_GOAL OF THE EXERCISE_:
Rewrite every line of the data below as a numbered list, omitting any blank lines and leaving out the pictures.

## START RAW RECORDS

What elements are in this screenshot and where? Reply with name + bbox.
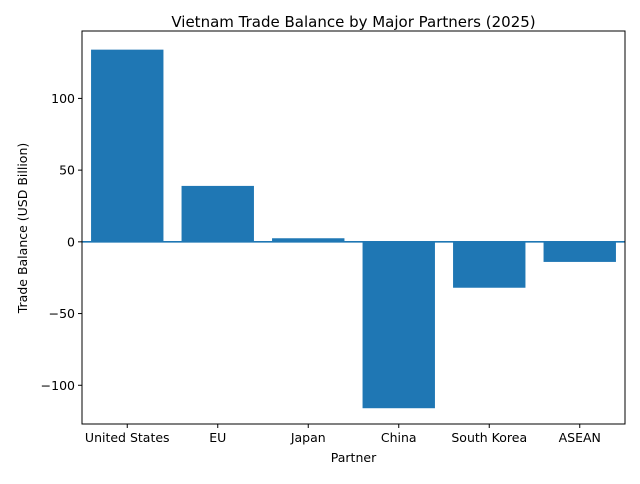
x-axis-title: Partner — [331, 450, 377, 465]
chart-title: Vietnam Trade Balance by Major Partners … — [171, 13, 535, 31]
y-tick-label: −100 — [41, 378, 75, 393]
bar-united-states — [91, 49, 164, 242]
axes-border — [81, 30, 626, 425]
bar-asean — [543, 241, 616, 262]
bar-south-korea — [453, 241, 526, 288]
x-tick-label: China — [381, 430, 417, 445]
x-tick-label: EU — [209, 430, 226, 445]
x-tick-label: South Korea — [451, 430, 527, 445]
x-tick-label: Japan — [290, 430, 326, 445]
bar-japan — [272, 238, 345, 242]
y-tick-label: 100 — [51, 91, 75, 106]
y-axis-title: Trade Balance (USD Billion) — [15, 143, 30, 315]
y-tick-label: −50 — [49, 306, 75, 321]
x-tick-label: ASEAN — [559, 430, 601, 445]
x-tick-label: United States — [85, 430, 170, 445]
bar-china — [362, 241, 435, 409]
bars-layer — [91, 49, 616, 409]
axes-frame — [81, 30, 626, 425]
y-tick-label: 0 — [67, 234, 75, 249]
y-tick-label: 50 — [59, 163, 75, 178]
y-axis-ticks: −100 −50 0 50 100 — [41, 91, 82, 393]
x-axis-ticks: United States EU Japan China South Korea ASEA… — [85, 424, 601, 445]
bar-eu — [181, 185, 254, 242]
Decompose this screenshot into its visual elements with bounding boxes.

## END RAW RECORDS

_REPLY_:
1. What elements are in this screenshot and where? Reply with name + bbox.
2. x-axis-title: Partner — [331, 450, 377, 465]
3. chart-title: Vietnam Trade Balance by Major Partners … — [171, 13, 535, 31]
4. y-tick-label: −100 — [41, 378, 75, 393]
5. bar-united-states — [91, 49, 164, 242]
6. axes-border — [81, 30, 626, 425]
7. bar-asean — [543, 241, 616, 262]
8. bar-south-korea — [453, 241, 526, 288]
9. x-tick-label: China — [381, 430, 417, 445]
10. x-tick-label: EU — [209, 430, 226, 445]
11. x-tick-label: South Korea — [451, 430, 527, 445]
12. x-tick-label: Japan — [290, 430, 326, 445]
13. bar-japan — [272, 238, 345, 242]
14. y-tick-label: 100 — [51, 91, 75, 106]
15. y-axis-title: Trade Balance (USD Billion) — [15, 143, 30, 315]
16. y-tick-label: −50 — [49, 306, 75, 321]
17. x-tick-label: ASEAN — [559, 430, 601, 445]
18. x-tick-label: United States — [85, 430, 170, 445]
19. bar-china — [362, 241, 435, 409]
20. bars-layer — [91, 49, 616, 409]
21. axes-frame — [81, 30, 626, 425]
22. y-tick-label: 0 — [67, 234, 75, 249]
23. y-tick-label: 50 — [59, 163, 75, 178]
24. y-axis-ticks: −100 −50 0 50 100 — [41, 91, 82, 393]
25. x-axis-ticks: United States EU Japan China South Korea ASEA… — [85, 424, 601, 445]
26. bar-eu — [181, 185, 254, 242]
27. Decompose this screenshot into its visual elements with bounding boxes.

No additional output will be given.